● REQUEST
Below are some records; repeat them all exactly, minus the pictures.

● Records from a collection
=======

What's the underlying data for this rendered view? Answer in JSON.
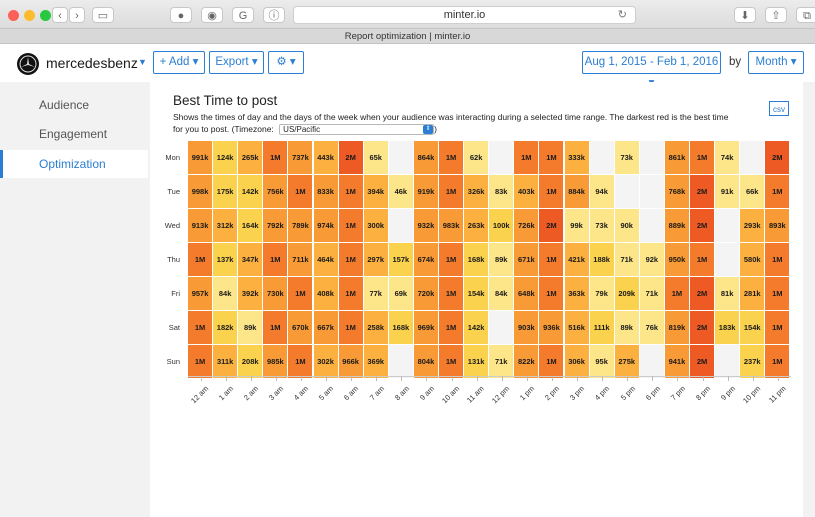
{
  "browser": {
    "url": "minter.io",
    "tab_title": "Report optimization | minter.io"
  },
  "header": {
    "account": "mercedesbenz",
    "add_label": "+ Add ▾",
    "export_label": "Export ▾",
    "settings_label": "⚙ ▾",
    "date_range": "Aug 1, 2015 - Feb 1, 2016 ▾",
    "by_label": "by",
    "period": "Month ▾"
  },
  "sidebar": {
    "items": [
      {
        "label": "Audience",
        "active": false
      },
      {
        "label": "Engagement",
        "active": false
      },
      {
        "label": "Optimization",
        "active": true
      }
    ]
  },
  "main": {
    "title": "Best Time to post",
    "description": "Shows the times of day and the days of the week when your audience was interacting during a selected time range. The darkest red is the best time for you to post. (Timezone:",
    "description_end": ")",
    "timezone": "US/Pacific",
    "csv_label": "csv"
  },
  "chart_data": {
    "type": "heatmap",
    "title": "Best Time to post",
    "days": [
      "Mon",
      "Tue",
      "Wed",
      "Thu",
      "Fri",
      "Sat",
      "Sun"
    ],
    "hours": [
      "12 am",
      "1 am",
      "2 am",
      "3 am",
      "4 am",
      "5 am",
      "6 am",
      "7 am",
      "8 am",
      "9 am",
      "10 am",
      "11 am",
      "12 pm",
      "1 pm",
      "2 pm",
      "3 pm",
      "4 pm",
      "5 pm",
      "6 pm",
      "7 pm",
      "8 pm",
      "9 pm",
      "10 pm",
      "11 pm"
    ],
    "values": [
      [
        "991k",
        "124k",
        "265k",
        "1M",
        "737k",
        "443k",
        "2M",
        "65k",
        "",
        "864k",
        "1M",
        "62k",
        "",
        "1M",
        "1M",
        "333k",
        "",
        "73k",
        "",
        "861k",
        "1M",
        "74k",
        "",
        "2M"
      ],
      [
        "998k",
        "175k",
        "142k",
        "756k",
        "1M",
        "833k",
        "1M",
        "394k",
        "46k",
        "919k",
        "1M",
        "326k",
        "83k",
        "403k",
        "1M",
        "884k",
        "94k",
        "",
        "",
        "768k",
        "2M",
        "91k",
        "66k",
        "1M"
      ],
      [
        "913k",
        "312k",
        "164k",
        "792k",
        "789k",
        "974k",
        "1M",
        "300k",
        "",
        "932k",
        "983k",
        "263k",
        "100k",
        "726k",
        "2M",
        "99k",
        "73k",
        "90k",
        "",
        "889k",
        "2M",
        "",
        "293k",
        "893k"
      ],
      [
        "1M",
        "137k",
        "347k",
        "1M",
        "711k",
        "464k",
        "1M",
        "297k",
        "157k",
        "674k",
        "1M",
        "168k",
        "89k",
        "671k",
        "1M",
        "421k",
        "188k",
        "71k",
        "92k",
        "950k",
        "1M",
        "",
        "580k",
        "1M"
      ],
      [
        "957k",
        "84k",
        "392k",
        "730k",
        "1M",
        "408k",
        "1M",
        "77k",
        "69k",
        "720k",
        "1M",
        "154k",
        "84k",
        "648k",
        "1M",
        "363k",
        "79k",
        "209k",
        "71k",
        "1M",
        "2M",
        "81k",
        "281k",
        "1M"
      ],
      [
        "1M",
        "182k",
        "89k",
        "1M",
        "670k",
        "667k",
        "1M",
        "258k",
        "168k",
        "969k",
        "1M",
        "142k",
        "",
        "903k",
        "936k",
        "516k",
        "111k",
        "89k",
        "76k",
        "819k",
        "2M",
        "183k",
        "154k",
        "1M"
      ],
      [
        "1M",
        "311k",
        "208k",
        "985k",
        "1M",
        "302k",
        "966k",
        "369k",
        "",
        "804k",
        "1M",
        "131k",
        "71k",
        "822k",
        "1M",
        "306k",
        "95k",
        "275k",
        "",
        "941k",
        "2M",
        "",
        "237k",
        "1M"
      ]
    ],
    "color_scale": [
      "#fde68a",
      "#fbd24e",
      "#fbb040",
      "#f89a35",
      "#f47b2c",
      "#ee5a24"
    ]
  }
}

=======

● OUTPUT BELOW
What's the underlying data for this rendered view? Answer in JSON.
{
  "browser": {
    "url": "minter.io",
    "tab_title": "Report optimization | minter.io"
  },
  "header": {
    "account": "mercedesbenz",
    "add_label": "+ Add ▾",
    "export_label": "Export ▾",
    "settings_label": "⚙ ▾",
    "date_range": "Aug 1, 2015 - Feb 1, 2016 ▾",
    "by_label": "by",
    "period": "Month ▾"
  },
  "sidebar": {
    "items": [
      {
        "label": "Audience",
        "active": false
      },
      {
        "label": "Engagement",
        "active": false
      },
      {
        "label": "Optimization",
        "active": true
      }
    ]
  },
  "main": {
    "title": "Best Time to post",
    "description": "Shows the times of day and the days of the week when your audience was interacting during a selected time range. The darkest red is the best time for you to post. (Timezone:",
    "description_end": ")",
    "timezone": "US/Pacific",
    "csv_label": "csv"
  },
  "chart_data": {
    "type": "heatmap",
    "title": "Best Time to post",
    "days": [
      "Mon",
      "Tue",
      "Wed",
      "Thu",
      "Fri",
      "Sat",
      "Sun"
    ],
    "hours": [
      "12 am",
      "1 am",
      "2 am",
      "3 am",
      "4 am",
      "5 am",
      "6 am",
      "7 am",
      "8 am",
      "9 am",
      "10 am",
      "11 am",
      "12 pm",
      "1 pm",
      "2 pm",
      "3 pm",
      "4 pm",
      "5 pm",
      "6 pm",
      "7 pm",
      "8 pm",
      "9 pm",
      "10 pm",
      "11 pm"
    ],
    "values": [
      [
        "991k",
        "124k",
        "265k",
        "1M",
        "737k",
        "443k",
        "2M",
        "65k",
        "",
        "864k",
        "1M",
        "62k",
        "",
        "1M",
        "1M",
        "333k",
        "",
        "73k",
        "",
        "861k",
        "1M",
        "74k",
        "",
        "2M"
      ],
      [
        "998k",
        "175k",
        "142k",
        "756k",
        "1M",
        "833k",
        "1M",
        "394k",
        "46k",
        "919k",
        "1M",
        "326k",
        "83k",
        "403k",
        "1M",
        "884k",
        "94k",
        "",
        "",
        "768k",
        "2M",
        "91k",
        "66k",
        "1M"
      ],
      [
        "913k",
        "312k",
        "164k",
        "792k",
        "789k",
        "974k",
        "1M",
        "300k",
        "",
        "932k",
        "983k",
        "263k",
        "100k",
        "726k",
        "2M",
        "99k",
        "73k",
        "90k",
        "",
        "889k",
        "2M",
        "",
        "293k",
        "893k"
      ],
      [
        "1M",
        "137k",
        "347k",
        "1M",
        "711k",
        "464k",
        "1M",
        "297k",
        "157k",
        "674k",
        "1M",
        "168k",
        "89k",
        "671k",
        "1M",
        "421k",
        "188k",
        "71k",
        "92k",
        "950k",
        "1M",
        "",
        "580k",
        "1M"
      ],
      [
        "957k",
        "84k",
        "392k",
        "730k",
        "1M",
        "408k",
        "1M",
        "77k",
        "69k",
        "720k",
        "1M",
        "154k",
        "84k",
        "648k",
        "1M",
        "363k",
        "79k",
        "209k",
        "71k",
        "1M",
        "2M",
        "81k",
        "281k",
        "1M"
      ],
      [
        "1M",
        "182k",
        "89k",
        "1M",
        "670k",
        "667k",
        "1M",
        "258k",
        "168k",
        "969k",
        "1M",
        "142k",
        "",
        "903k",
        "936k",
        "516k",
        "111k",
        "89k",
        "76k",
        "819k",
        "2M",
        "183k",
        "154k",
        "1M"
      ],
      [
        "1M",
        "311k",
        "208k",
        "985k",
        "1M",
        "302k",
        "966k",
        "369k",
        "",
        "804k",
        "1M",
        "131k",
        "71k",
        "822k",
        "1M",
        "306k",
        "95k",
        "275k",
        "",
        "941k",
        "2M",
        "",
        "237k",
        "1M"
      ]
    ],
    "color_scale": [
      "#fde68a",
      "#fbd24e",
      "#fbb040",
      "#f89a35",
      "#f47b2c",
      "#ee5a24"
    ]
  }
}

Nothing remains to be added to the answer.